------ Records shown ------
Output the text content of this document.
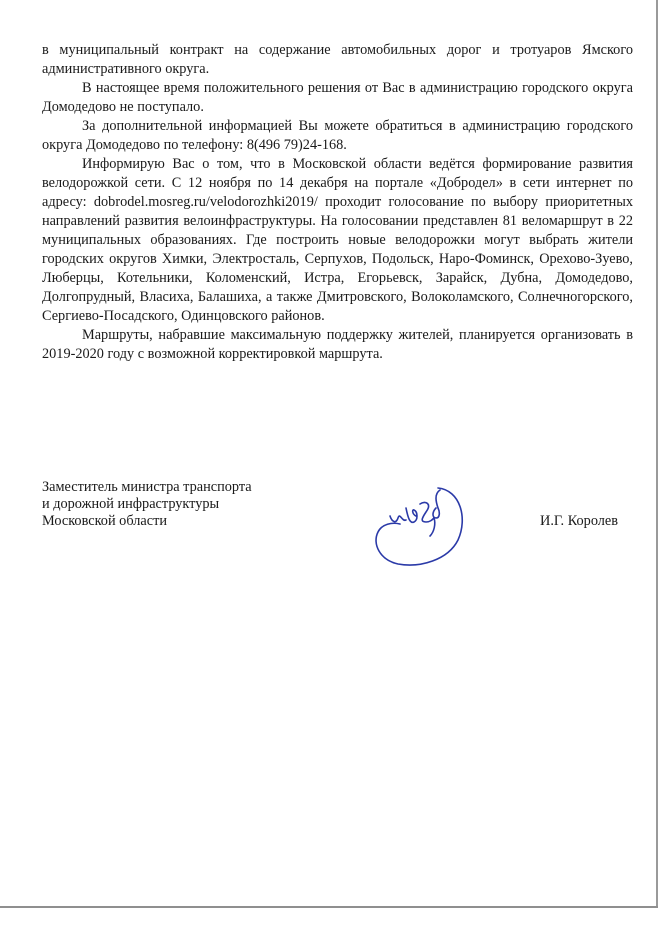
в муниципальный контракт на содержание автомобильных дорог и тротуаров Ямского административного округа.

В настоящее время положительного решения от Вас в администрацию городского округа Домодедово не поступало.

За дополнительной информацией Вы можете обратиться в администрацию городского округа Домодедово по телефону: 8(496 79)24-168.

Информирую Вас о том, что в Московской области ведётся формирование развития велодорожкой сети. С 12 ноября по 14 декабря на портале «Добродел» в сети интернет по адресу: dobrodel.mosreg.ru/velodorozhki2019/ проходит голосование по выбору приоритетных направлений развития велоинфраструктуры. На голосовании представлен 81 веломаршрут в 22 муниципальных образованиях. Где построить новые велодорожки могут выбрать жители городских округов Химки, Электросталь, Серпухов, Подольск, Наро-Фоминск, Орехово-Зуево, Люберцы, Котельники, Коломенский, Истра, Егорьевск, Зарайск, Дубна, Домодедово, Долгопрудный, Власиха, Балашиха, а также Дмитровского, Волоколамского, Солнечногорского, Сергиево-Посадского, Одинцовского районов.

Маршруты, набравшие максимальную поддержку жителей, планируется организовать в 2019-2020 году с возможной корректировкой маршрута.

Заместитель министра транспорта
и дорожной инфраструктуры
Московской области	И.Г. Королев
------
Task statement » State how many lines hold the word "администрацию". The number is the whole answer.

Answer » 2